Given request
Extract each line holding the word "Hydrogen" from the entries.

## begin Dataset content

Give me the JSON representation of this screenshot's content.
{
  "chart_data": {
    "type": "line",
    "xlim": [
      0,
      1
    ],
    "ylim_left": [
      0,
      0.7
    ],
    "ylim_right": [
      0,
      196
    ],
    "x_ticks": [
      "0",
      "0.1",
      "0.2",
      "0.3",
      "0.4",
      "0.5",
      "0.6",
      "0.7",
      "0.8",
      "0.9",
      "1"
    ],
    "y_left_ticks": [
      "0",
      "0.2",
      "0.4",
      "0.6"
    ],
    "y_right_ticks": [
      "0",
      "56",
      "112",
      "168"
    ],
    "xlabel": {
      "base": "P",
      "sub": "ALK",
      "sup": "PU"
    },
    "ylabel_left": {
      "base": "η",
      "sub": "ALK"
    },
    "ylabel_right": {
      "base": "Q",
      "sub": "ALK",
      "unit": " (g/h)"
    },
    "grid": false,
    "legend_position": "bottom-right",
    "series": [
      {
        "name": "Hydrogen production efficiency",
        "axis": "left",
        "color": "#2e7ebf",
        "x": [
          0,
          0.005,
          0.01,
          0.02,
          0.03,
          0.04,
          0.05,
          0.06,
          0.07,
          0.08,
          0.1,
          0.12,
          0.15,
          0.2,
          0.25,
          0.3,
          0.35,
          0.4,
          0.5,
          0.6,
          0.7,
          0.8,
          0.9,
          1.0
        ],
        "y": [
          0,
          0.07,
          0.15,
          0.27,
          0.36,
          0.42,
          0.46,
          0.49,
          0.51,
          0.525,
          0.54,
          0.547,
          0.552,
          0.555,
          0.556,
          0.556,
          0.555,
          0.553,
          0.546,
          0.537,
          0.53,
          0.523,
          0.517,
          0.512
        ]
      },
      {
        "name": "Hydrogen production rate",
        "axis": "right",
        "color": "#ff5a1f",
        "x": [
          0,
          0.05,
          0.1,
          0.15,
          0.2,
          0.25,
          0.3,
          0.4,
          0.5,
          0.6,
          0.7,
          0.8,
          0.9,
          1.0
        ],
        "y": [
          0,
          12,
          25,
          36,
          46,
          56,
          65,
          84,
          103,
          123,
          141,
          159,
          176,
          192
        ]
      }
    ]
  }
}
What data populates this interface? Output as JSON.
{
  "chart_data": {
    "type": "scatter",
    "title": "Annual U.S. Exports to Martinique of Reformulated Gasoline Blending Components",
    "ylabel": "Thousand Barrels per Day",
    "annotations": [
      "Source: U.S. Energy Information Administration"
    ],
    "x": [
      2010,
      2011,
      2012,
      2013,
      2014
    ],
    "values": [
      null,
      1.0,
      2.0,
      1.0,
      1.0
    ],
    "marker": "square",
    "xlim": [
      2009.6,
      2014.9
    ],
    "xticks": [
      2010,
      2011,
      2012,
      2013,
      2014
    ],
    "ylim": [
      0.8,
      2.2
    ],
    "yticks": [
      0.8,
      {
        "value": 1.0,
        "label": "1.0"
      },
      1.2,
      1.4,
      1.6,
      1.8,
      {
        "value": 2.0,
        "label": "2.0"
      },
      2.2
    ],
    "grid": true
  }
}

## end Dataset content

Written answer
        "name": "Hydrogen production efficiency",
        "name": "Hydrogen production rate",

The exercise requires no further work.